Liberdade. Pura e absoluta. Os travelers, nómadas que Michael Joseph fotografou por todo o território dos Estados Unidos, têm em comum uma vontade insaciável de experienciar o mundo “nos seus próprios termos”, de escapar à previsibilidade e ao condicionamento dos padrões da sociedade.

“Os travelers abandonam as suas casas para viajarem pelo país à boleia ou em comboios de carga para poderem alcançar uma vida à margem da sociedade”, escreve na sinopse do projecto Lost and Found, que, em Novembro, se materializa em formato de fotolivro pela editora alemã Kehrer Verlag.

Ao longo de mais de dez anos, o fotógrafo norte-americano realizou centenas de retratos de membros dessa tribo urbana que encontra raízes nos EUA dos anos 1930. “Tudo começou quando conheci um jovem, em Las Vegas, que tinha uma tatuagem de uma âncora no rosto”, recorda, em entrevista ao P3. Esse homem era Knuckles, que veio a encontrar noutras paragens ao longo do desenvolvimento do projecto. “Na altura, a interacção [com Knuckles] não me marcou particularmente, mas o retrato que fiz tinha algo de memorável.”

“Comecei a perceber que esta subcultura tinha raízes na história norte-americana e comecei a vê-los como um grupo importante a ser documentado”, refere. “Senti extrema curiosidade no que significava viajar em comboios de carga e como seria viajar com eles e decidi tornar-me próximo deles – sem, no entanto, passar a integrar este grupo.”

■ **INSTRUÇÕES**
a – Traduza para inglês esta frase do texto citado: "Ao longo de mais de dez anos, o fotógrafo norte-americano realizou centenas de retratos de membros dessa tribo urbana que encontra raízes nos EUA dos anos 1930."
b – Com base no texto citado, responda às perguntas:
(i) Que editora publica o fotolivro do projeto Lost and Found?
(ii) Em que cidade o fotógrafo conheceu o jovem com uma tatuagem de uma âncora no rosto?
(iii) O que o fotógrafo decidiu fazer em relação aos travelers?
Os registos não têm qualquer relação com o texto citado.

■ **REGISTOS**

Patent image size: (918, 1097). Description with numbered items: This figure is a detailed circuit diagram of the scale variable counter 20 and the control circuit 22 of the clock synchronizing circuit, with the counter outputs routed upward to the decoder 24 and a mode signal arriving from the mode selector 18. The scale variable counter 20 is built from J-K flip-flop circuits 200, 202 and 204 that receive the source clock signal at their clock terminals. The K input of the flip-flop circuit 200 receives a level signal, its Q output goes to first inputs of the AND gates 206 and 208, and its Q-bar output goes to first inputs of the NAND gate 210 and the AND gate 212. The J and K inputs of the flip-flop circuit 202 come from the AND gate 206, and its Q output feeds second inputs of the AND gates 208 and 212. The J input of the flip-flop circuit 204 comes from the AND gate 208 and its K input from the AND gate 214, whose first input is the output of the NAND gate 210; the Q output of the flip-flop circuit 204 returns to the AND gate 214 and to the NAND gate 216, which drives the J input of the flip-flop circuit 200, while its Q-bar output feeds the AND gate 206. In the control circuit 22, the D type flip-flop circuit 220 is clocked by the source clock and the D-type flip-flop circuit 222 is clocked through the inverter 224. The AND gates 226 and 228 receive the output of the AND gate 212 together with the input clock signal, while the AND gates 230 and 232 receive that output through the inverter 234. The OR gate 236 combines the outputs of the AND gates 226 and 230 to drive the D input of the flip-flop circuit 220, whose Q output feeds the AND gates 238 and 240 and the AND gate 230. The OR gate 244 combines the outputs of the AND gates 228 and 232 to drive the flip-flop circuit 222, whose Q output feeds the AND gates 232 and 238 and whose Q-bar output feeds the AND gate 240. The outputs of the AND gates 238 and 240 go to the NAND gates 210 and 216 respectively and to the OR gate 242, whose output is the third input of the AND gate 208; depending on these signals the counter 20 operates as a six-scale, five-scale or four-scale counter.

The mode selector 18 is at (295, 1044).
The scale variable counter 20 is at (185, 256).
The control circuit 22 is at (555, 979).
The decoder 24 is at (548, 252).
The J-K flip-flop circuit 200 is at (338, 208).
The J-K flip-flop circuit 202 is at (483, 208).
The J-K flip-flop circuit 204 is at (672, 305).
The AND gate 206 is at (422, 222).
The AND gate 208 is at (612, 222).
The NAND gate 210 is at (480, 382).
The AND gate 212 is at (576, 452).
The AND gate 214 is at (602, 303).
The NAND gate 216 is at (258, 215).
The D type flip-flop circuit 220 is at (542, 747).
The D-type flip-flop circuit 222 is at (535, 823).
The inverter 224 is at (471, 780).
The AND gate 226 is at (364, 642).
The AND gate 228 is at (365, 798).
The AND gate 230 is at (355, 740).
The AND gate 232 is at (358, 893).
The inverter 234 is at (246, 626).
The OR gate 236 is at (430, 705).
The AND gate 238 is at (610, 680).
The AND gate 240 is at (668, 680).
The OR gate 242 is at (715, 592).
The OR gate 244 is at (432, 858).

■ **RESPOSTAS**
a – Over more than ten years, the American photographer made hundreds of portraits of members of this urban tribe, which has its roots in the United States of the 1930s.

b –
(i) A editora alemã Kehrer Verlag.
(ii) Em Las Vegas.
(iii) Decidiu tornar-se próximo deles, sem, no entanto, passar a integrar o grupo.